- Records provided
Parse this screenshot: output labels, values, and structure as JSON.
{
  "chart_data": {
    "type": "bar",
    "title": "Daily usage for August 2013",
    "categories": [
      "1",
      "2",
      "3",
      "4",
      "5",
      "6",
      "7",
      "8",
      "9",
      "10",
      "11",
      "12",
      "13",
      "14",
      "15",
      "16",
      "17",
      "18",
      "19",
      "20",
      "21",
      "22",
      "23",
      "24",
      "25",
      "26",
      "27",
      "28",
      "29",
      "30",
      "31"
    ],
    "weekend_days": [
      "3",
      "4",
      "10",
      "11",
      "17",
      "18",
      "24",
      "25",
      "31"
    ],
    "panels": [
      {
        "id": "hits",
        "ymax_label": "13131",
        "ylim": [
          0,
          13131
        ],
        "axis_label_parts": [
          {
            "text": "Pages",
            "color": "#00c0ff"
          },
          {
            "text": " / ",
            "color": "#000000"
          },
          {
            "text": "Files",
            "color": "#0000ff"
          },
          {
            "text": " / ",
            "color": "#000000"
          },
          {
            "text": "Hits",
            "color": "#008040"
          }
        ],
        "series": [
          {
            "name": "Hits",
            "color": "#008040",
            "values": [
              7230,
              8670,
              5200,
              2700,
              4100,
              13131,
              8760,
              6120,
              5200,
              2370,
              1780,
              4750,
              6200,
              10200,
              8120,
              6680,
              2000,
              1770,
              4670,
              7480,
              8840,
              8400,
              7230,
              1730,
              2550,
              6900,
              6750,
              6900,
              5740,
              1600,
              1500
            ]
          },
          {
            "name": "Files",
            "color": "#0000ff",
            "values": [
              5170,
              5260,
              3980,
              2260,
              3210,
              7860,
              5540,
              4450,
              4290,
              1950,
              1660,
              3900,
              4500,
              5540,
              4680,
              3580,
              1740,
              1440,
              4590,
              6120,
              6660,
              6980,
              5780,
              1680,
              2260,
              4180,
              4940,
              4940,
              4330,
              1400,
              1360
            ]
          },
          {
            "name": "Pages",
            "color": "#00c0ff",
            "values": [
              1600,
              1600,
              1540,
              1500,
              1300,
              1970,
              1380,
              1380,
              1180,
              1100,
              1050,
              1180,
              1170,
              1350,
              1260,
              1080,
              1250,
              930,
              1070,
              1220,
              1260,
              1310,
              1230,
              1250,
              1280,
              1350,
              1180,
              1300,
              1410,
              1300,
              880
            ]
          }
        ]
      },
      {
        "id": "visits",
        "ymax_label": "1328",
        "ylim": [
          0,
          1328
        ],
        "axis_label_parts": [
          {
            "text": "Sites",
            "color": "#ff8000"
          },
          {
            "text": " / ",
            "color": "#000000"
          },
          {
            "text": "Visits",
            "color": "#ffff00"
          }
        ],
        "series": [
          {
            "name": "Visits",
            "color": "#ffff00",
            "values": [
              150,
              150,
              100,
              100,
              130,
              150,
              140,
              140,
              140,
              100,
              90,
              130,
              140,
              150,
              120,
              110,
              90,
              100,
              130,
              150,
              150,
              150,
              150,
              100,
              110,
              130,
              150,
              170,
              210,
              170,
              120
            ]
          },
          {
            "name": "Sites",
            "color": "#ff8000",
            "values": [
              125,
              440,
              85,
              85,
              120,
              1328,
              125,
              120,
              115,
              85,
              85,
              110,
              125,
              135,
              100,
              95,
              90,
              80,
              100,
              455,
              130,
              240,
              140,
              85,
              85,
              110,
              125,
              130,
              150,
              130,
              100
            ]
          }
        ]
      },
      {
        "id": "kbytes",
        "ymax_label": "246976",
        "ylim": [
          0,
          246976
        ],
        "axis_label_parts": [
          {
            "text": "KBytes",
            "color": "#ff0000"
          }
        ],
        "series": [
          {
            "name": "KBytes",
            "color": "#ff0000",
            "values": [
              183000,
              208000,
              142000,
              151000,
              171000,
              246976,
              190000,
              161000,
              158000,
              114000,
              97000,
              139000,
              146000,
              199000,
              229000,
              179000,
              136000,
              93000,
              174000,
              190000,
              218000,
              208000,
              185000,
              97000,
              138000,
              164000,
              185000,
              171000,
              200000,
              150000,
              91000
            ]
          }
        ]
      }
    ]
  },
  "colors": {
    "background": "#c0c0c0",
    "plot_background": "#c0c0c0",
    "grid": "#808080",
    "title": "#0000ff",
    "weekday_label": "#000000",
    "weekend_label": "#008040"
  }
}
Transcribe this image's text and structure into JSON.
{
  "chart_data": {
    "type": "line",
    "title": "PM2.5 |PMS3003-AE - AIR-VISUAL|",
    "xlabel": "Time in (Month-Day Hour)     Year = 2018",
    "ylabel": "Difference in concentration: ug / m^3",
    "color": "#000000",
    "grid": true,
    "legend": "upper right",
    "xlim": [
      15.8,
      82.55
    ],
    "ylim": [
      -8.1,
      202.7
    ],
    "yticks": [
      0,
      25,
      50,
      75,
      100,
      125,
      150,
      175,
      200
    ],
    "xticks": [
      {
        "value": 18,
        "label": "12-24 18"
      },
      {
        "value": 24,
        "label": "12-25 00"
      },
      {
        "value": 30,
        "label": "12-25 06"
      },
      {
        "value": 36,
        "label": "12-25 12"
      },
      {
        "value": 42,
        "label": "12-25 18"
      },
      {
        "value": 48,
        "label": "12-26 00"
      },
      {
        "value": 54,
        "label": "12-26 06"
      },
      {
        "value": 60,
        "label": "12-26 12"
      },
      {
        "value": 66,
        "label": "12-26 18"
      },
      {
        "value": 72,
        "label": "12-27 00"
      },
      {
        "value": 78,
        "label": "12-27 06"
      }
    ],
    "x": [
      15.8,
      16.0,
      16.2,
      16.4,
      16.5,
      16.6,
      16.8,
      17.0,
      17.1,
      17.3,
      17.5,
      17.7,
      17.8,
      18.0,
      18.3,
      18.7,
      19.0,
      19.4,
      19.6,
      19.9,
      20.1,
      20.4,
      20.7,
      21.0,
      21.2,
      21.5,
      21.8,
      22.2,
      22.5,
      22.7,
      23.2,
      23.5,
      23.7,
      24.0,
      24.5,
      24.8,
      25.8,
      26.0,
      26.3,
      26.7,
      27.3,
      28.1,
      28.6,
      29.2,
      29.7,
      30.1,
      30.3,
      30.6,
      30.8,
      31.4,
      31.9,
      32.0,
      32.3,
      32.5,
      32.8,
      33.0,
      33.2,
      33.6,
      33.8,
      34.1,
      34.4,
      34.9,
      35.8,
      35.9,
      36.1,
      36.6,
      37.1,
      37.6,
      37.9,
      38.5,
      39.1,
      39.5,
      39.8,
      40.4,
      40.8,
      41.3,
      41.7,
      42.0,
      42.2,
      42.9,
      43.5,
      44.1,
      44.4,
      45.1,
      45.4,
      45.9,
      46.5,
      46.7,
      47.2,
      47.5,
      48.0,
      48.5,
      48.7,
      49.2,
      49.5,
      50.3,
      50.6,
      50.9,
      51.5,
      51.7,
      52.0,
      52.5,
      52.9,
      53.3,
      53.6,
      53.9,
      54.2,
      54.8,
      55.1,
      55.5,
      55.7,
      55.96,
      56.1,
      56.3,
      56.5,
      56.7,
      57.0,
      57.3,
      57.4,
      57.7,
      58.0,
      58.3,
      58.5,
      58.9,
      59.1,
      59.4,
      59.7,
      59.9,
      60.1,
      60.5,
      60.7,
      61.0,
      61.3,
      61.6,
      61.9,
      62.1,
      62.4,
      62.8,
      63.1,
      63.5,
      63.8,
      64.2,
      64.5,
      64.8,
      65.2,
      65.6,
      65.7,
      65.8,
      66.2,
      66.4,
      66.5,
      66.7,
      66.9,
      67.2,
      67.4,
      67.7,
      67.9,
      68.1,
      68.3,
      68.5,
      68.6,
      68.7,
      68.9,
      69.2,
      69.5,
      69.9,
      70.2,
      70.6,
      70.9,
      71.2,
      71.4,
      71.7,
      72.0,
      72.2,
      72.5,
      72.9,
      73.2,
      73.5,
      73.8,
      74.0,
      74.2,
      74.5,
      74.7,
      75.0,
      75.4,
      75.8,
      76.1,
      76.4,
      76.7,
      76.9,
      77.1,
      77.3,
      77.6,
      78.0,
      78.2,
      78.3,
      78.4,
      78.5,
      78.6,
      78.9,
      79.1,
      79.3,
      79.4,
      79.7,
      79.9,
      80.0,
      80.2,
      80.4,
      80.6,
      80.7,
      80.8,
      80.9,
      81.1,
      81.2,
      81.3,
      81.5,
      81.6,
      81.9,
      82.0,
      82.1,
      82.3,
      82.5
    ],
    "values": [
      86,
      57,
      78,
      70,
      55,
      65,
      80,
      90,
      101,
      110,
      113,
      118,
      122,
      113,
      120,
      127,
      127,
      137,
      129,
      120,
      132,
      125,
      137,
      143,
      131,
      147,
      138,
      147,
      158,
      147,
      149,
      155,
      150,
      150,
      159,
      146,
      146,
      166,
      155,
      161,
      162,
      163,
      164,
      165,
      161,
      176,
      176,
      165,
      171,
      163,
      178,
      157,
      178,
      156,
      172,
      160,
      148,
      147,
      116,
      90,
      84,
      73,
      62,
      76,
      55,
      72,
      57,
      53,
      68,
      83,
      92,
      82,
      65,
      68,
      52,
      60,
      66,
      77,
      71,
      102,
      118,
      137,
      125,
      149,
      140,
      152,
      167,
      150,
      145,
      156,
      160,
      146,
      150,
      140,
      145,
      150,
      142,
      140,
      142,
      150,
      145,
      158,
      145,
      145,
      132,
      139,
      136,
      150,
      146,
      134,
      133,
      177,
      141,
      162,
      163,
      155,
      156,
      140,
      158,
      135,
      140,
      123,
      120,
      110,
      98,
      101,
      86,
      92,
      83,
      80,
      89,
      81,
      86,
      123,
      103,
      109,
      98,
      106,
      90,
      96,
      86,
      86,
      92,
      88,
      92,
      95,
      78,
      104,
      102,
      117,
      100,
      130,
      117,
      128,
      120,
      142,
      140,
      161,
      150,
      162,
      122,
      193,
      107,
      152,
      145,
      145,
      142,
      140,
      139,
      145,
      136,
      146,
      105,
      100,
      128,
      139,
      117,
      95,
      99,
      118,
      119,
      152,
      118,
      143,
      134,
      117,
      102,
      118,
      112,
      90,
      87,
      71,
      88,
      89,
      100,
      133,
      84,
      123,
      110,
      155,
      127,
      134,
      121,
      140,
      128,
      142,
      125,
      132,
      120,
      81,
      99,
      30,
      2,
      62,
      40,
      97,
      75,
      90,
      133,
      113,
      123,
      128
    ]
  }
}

- Your goal
Locate all lines in the listing above with the word "JSON" and copy them.

- Full answer
Parse this screenshot: output labels, values, and structure as JSON.
Transcribe this image's text and structure into JSON.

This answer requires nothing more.